From the entries below, copy every line where the string "execução" appears.

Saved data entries
═══

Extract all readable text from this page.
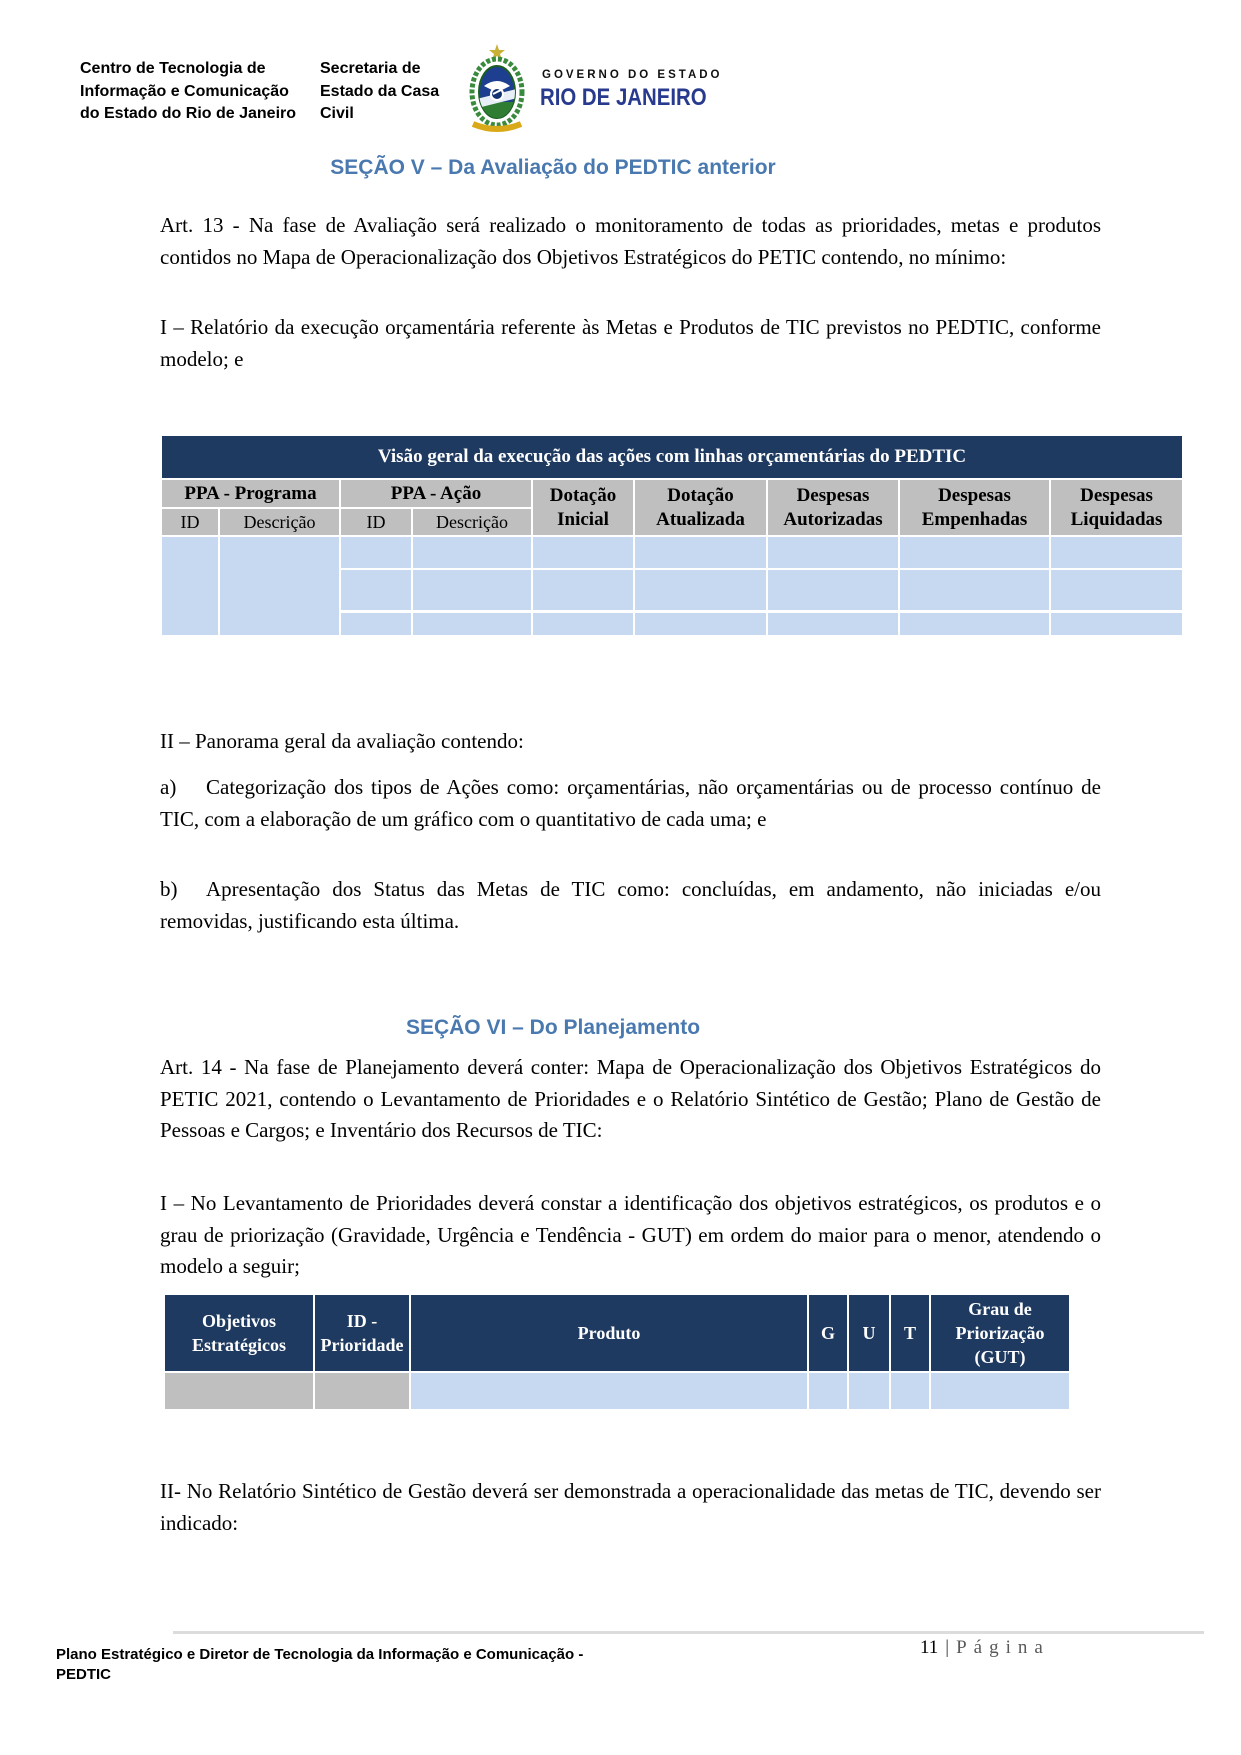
Centro de Tecnologia de
Informação e Comunicação
do Estado do Rio de Janeiro
Secretaria de
Estado da Casa
Civil
GOVERNO DO ESTADO
RIO DE JANEIRO
SEÇÃO V – Da Avaliação do PEDTIC anterior

Art. 13 - Na fase de Avaliação será realizado o monitoramento de todas as prioridades, metas e produtos contidos no Mapa de Operacionalização dos Objetivos Estratégicos do PETIC contendo, no mínimo:

I – Relatório da execução orçamentária referente às Metas e Produtos de TIC previstos no PEDTIC, conforme modelo; e

Visão geral da execução das ações com linhas orçamentárias do PEDTIC								
PPA - Programa		PPA - Ação		Dotação Inicial	Dotação Atualizada	Despesas Autorizadas	Despesas Empenhadas	Despesas Liquidadas
ID	Descrição	ID	Descrição					

II – Panorama geral da avaliação contendo:

a) Categorização dos tipos de Ações como: orçamentárias, não orçamentárias ou de processo contínuo de TIC, com a elaboração de um gráfico com o quantitativo de cada uma; e

b) Apresentação dos Status das Metas de TIC como: concluídas, em andamento, não iniciadas e/ou removidas, justificando esta última.

SEÇÃO VI – Do Planejamento

Art. 14 - Na fase de Planejamento deverá conter: Mapa de Operacionalização dos Objetivos Estratégicos do PETIC 2021, contendo o Levantamento de Prioridades e o Relatório Sintético de Gestão; Plano de Gestão de Pessoas e Cargos; e Inventário dos Recursos de TIC:

I – No Levantamento de Prioridades deverá constar a identificação dos objetivos estratégicos, os produtos e o grau de priorização (Gravidade, Urgência e Tendência - GUT) em ordem do maior para o menor, atendendo o modelo a seguir;

Objetivos Estratégicos	ID - Prioridade	Produto	G	U	T	Grau de Priorização (GUT)

II- No Relatório Sintético de Gestão deverá ser demonstrada a operacionalidade das metas de TIC, devendo ser indicado:

Plano Estratégico e Diretor de Tecnologia da Informação e Comunicação -
PEDTIC
11 | Página
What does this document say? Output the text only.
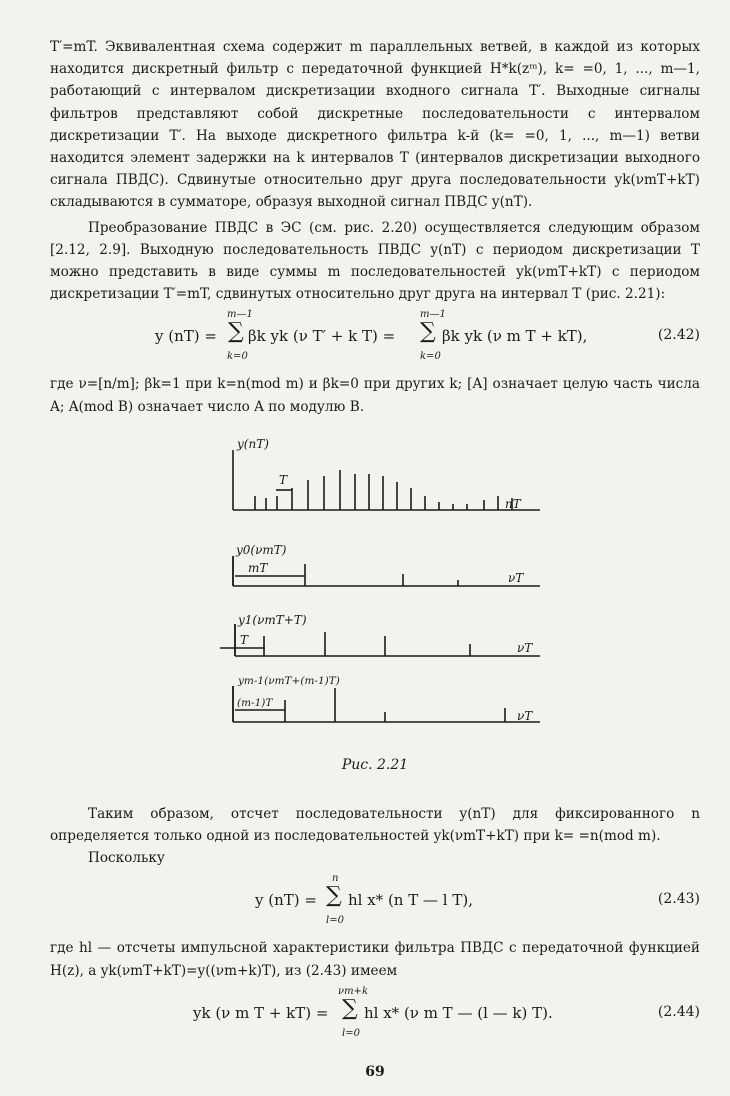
T′=mT. Эквивалентная схема содержит m параллельных ветвей, в каждой из которых находится дискретный фильтр с передаточной функцией H*k(zᵐ), k= =0, 1, ..., m—1, работающий с интервалом дискретизации входного сигнала T′. Выходные сигналы фильтров представляют собой дискретные последовательности с интервалом дискретизации T′. На выходе дискретного фильтра k-й (k= =0, 1, ..., m—1) ветви находится элемент задержки на k интервалов T (интервалов дискретизации выходного сигнала ПВДС). Сдвинутые относительно друг друга последовательности yk(νmT+kT) складываются в сумматоре, образуя выходной сигнал ПВДС y(nT).

Преобразование ПВДС в ЭС (см. рис. 2.20) осуществляется следующим образом [2.12, 2.9]. Выходную последовательность ПВДС y(nT) с периодом дискретизации T можно представить в виде суммы m последовательностей yk(νmT+kT) с периодом дискретизации T′=mT, сдвинутых относительно друг друга на интервал T (рис. 2.21):

y (nT) =
m—1
∑
k=0
βk yk (ν T′ + k T) =
m—1
∑
k=0
βk yk (ν m T + kT),	(2.42)

где ν=[n/m]; βk=1 при k=n(mod m) и βk=0 при других k; [A] означает целую часть числа A; A(mod B) означает число A по модулю B.

y(nT)
T
nT
y0(νmT)
mT
νT
y1(νmT+T)
T
νT
ym-1(νmT+(m-1)T)
(m-1)T
νT
Рис. 2.21

Таким образом, отсчет последовательности y(nT) для фиксированного n определяется только одной из последовательностей yk(νmT+kT) при k= =n(mod m).

Поскольку

y (nT) =
n
∑
l=0
hl x* (n T — l T),	(2.43)

где hl — отсчеты импульсной характеристики фильтра ПВДС с передаточной функцией H(z), а yk(νmT+kT)=y((νm+k)T), из (2.43) имеем

yk (ν m T + kT) =
νm+k
∑
l=0
hl x* (ν m T — (l — k) T).	(2.44)
69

═══

_RESPONSE TO THIS EXERCISE_:
I – Relatório da execução orçamentária referente às Metas e Produtos de TIC previstos no PEDTIC, conforme modelo; e
Visão geral da execução das ações com linhas orçamentárias do PEDTIC								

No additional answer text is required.